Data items
=======
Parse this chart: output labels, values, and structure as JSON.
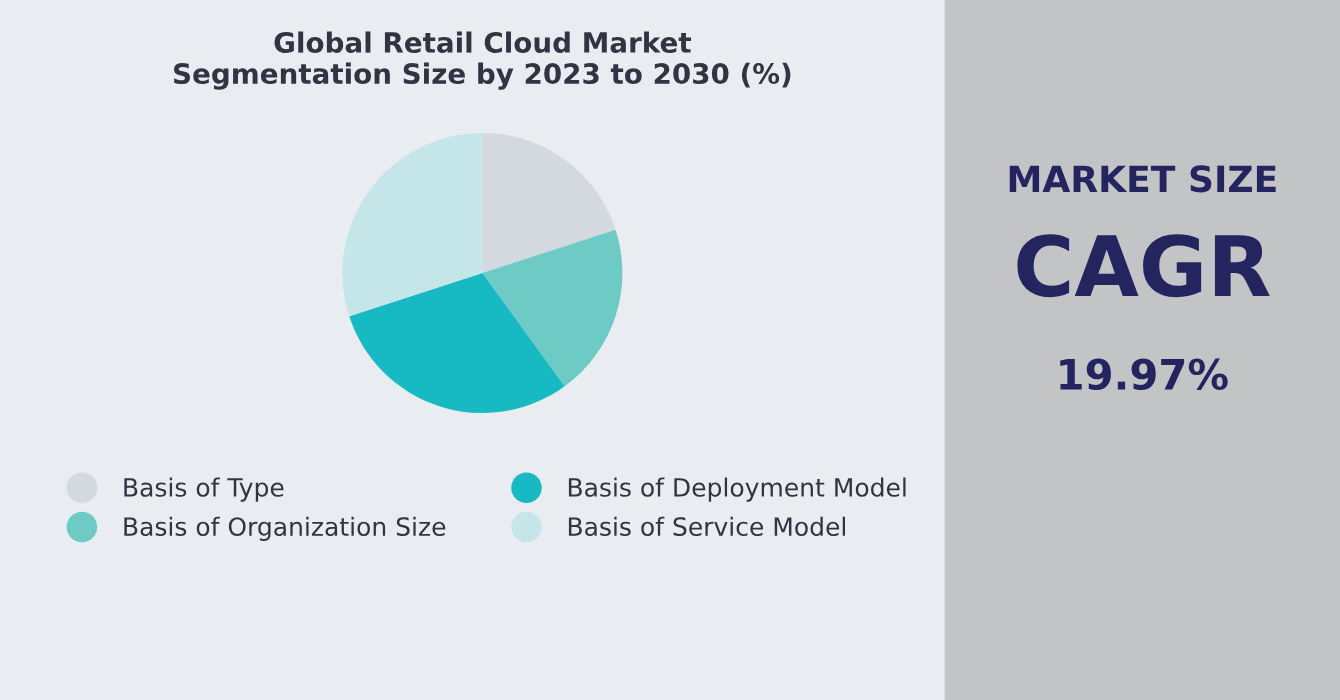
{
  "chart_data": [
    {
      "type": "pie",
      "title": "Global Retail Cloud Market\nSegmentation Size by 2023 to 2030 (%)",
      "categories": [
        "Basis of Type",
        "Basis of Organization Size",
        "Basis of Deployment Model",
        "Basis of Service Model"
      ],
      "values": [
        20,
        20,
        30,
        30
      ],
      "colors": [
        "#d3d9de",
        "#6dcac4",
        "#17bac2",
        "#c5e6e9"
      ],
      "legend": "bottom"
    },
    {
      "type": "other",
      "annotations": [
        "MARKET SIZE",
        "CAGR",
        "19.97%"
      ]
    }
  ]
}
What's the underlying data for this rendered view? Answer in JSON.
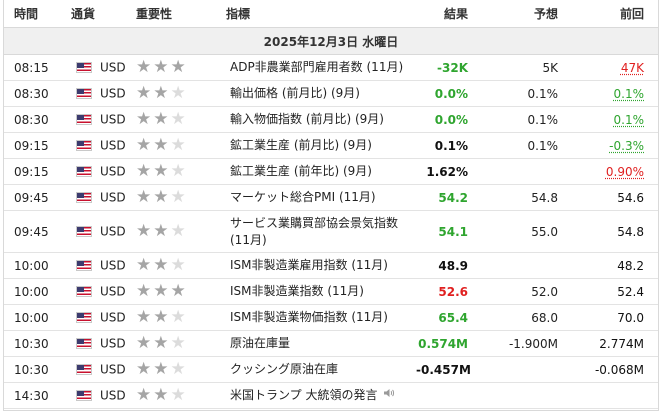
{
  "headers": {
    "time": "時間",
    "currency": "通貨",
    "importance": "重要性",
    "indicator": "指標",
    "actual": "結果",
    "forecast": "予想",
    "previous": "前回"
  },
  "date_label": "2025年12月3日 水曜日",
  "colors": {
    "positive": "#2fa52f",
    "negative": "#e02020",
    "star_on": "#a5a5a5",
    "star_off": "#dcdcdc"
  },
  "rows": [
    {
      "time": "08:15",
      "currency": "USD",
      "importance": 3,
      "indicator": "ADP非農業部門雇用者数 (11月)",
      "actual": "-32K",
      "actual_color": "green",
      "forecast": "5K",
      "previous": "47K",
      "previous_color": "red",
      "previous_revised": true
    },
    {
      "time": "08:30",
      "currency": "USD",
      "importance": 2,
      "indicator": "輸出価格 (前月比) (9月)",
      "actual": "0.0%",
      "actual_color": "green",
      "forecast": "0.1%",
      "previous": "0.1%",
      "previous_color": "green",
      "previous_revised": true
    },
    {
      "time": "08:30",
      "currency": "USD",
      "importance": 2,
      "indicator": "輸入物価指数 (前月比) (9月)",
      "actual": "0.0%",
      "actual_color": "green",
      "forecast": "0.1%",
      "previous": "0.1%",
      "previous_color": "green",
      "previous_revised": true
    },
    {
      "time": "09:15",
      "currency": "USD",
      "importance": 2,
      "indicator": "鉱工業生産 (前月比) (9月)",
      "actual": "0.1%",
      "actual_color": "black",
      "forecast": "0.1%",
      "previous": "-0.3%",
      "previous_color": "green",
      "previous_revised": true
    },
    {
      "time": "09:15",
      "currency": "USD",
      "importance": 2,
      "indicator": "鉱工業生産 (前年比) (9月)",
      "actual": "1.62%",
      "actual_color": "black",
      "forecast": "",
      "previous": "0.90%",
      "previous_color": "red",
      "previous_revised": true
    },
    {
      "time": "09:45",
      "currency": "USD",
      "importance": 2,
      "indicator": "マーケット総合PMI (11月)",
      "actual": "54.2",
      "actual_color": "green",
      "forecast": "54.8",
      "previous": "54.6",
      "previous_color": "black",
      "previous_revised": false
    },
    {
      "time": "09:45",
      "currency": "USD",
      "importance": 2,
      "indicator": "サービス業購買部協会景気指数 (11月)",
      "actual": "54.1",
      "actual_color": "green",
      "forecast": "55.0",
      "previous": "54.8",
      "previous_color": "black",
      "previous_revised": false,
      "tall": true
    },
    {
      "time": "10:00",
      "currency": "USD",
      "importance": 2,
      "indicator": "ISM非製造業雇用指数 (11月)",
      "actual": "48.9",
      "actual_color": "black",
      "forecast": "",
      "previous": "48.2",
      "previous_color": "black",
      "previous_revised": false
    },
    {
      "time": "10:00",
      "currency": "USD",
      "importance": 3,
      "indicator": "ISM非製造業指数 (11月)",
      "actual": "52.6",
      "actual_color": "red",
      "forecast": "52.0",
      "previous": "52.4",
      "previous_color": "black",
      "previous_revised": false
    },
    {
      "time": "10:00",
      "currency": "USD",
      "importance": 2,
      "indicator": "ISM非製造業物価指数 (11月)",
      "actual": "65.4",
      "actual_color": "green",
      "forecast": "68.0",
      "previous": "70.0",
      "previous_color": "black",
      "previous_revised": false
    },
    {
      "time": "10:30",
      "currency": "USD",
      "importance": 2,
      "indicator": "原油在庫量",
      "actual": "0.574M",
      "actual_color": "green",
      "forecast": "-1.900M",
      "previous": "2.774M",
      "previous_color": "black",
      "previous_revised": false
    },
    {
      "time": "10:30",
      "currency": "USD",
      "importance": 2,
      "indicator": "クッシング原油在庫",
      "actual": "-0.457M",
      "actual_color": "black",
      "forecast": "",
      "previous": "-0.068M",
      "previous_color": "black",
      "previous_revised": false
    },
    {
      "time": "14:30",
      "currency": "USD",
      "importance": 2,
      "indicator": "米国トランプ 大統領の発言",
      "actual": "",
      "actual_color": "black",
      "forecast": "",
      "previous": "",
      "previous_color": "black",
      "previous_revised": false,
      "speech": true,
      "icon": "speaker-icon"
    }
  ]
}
=======
» WHAT NEEDS TO BE DONE
Omit the images and transcribe all of the records above word for word.

» TASK RESPONSE
Parse this chart: output labels, values, and structure as JSON.
{
  "chart_data": [
    {
      "type": "pie",
      "title": "Global Retail Cloud Market\nSegmentation Size by 2023 to 2030 (%)",
      "categories": [
        "Basis of Type",
        "Basis of Organization Size",
        "Basis of Deployment Model",
        "Basis of Service Model"
      ],
      "values": [
        20,
        20,
        30,
        30
      ],
      "colors": [
        "#d3d9de",
        "#6dcac4",
        "#17bac2",
        "#c5e6e9"
      ],
      "legend": "bottom"
    },
    {
      "type": "other",
      "annotations": [
        "MARKET SIZE",
        "CAGR",
        "19.97%"
      ]
    }
  ]
}
What's the underlying data for this rendered view? Answer in JSON.
{
  "headers": {
    "time": "時間",
    "currency": "通貨",
    "importance": "重要性",
    "indicator": "指標",
    "actual": "結果",
    "forecast": "予想",
    "previous": "前回"
  },
  "date_label": "2025年12月3日 水曜日",
  "colors": {
    "positive": "#2fa52f",
    "negative": "#e02020",
    "star_on": "#a5a5a5",
    "star_off": "#dcdcdc"
  },
  "rows": [
    {
      "time": "08:15",
      "currency": "USD",
      "importance": 3,
      "indicator": "ADP非農業部門雇用者数 (11月)",
      "actual": "-32K",
      "actual_color": "green",
      "forecast": "5K",
      "previous": "47K",
      "previous_color": "red",
      "previous_revised": true
    },
    {
      "time": "08:30",
      "currency": "USD",
      "importance": 2,
      "indicator": "輸出価格 (前月比) (9月)",
      "actual": "0.0%",
      "actual_color": "green",
      "forecast": "0.1%",
      "previous": "0.1%",
      "previous_color": "green",
      "previous_revised": true
    },
    {
      "time": "08:30",
      "currency": "USD",
      "importance": 2,
      "indicator": "輸入物価指数 (前月比) (9月)",
      "actual": "0.0%",
      "actual_color": "green",
      "forecast": "0.1%",
      "previous": "0.1%",
      "previous_color": "green",
      "previous_revised": true
    },
    {
      "time": "09:15",
      "currency": "USD",
      "importance": 2,
      "indicator": "鉱工業生産 (前月比) (9月)",
      "actual": "0.1%",
      "actual_color": "black",
      "forecast": "0.1%",
      "previous": "-0.3%",
      "previous_color": "green",
      "previous_revised": true
    },
    {
      "time": "09:15",
      "currency": "USD",
      "importance": 2,
      "indicator": "鉱工業生産 (前年比) (9月)",
      "actual": "1.62%",
      "actual_color": "black",
      "forecast": "",
      "previous": "0.90%",
      "previous_color": "red",
      "previous_revised": true
    },
    {
      "time": "09:45",
      "currency": "USD",
      "importance": 2,
      "indicator": "マーケット総合PMI (11月)",
      "actual": "54.2",
      "actual_color": "green",
      "forecast": "54.8",
      "previous": "54.6",
      "previous_color": "black",
      "previous_revised": false
    },
    {
      "time": "09:45",
      "currency": "USD",
      "importance": 2,
      "indicator": "サービス業購買部協会景気指数 (11月)",
      "actual": "54.1",
      "actual_color": "green",
      "forecast": "55.0",
      "previous": "54.8",
      "previous_color": "black",
      "previous_revised": false,
      "tall": true
    },
    {
      "time": "10:00",
      "currency": "USD",
      "importance": 2,
      "indicator": "ISM非製造業雇用指数 (11月)",
      "actual": "48.9",
      "actual_color": "black",
      "forecast": "",
      "previous": "48.2",
      "previous_color": "black",
      "previous_revised": false
    },
    {
      "time": "10:00",
      "currency": "USD",
      "importance": 3,
      "indicator": "ISM非製造業指数 (11月)",
      "actual": "52.6",
      "actual_color": "red",
      "forecast": "52.0",
      "previous": "52.4",
      "previous_color": "black",
      "previous_revised": false
    },
    {
      "time": "10:00",
      "currency": "USD",
      "importance": 2,
      "indicator": "ISM非製造業物価指数 (11月)",
      "actual": "65.4",
      "actual_color": "green",
      "forecast": "68.0",
      "previous": "70.0",
      "previous_color": "black",
      "previous_revised": false
    },
    {
      "time": "10:30",
      "currency": "USD",
      "importance": 2,
      "indicator": "原油在庫量",
      "actual": "0.574M",
      "actual_color": "green",
      "forecast": "-1.900M",
      "previous": "2.774M",
      "previous_color": "black",
      "previous_revised": false
    },
    {
      "time": "10:30",
      "currency": "USD",
      "importance": 2,
      "indicator": "クッシング原油在庫",
      "actual": "-0.457M",
      "actual_color": "black",
      "forecast": "",
      "previous": "-0.068M",
      "previous_color": "black",
      "previous_revised": false
    },
    {
      "time": "14:30",
      "currency": "USD",
      "importance": 2,
      "indicator": "米国トランプ 大統領の発言",
      "actual": "",
      "actual_color": "black",
      "forecast": "",
      "previous": "",
      "previous_color": "black",
      "previous_revised": false,
      "speech": true,
      "icon": "speaker-icon"
    }
  ]
}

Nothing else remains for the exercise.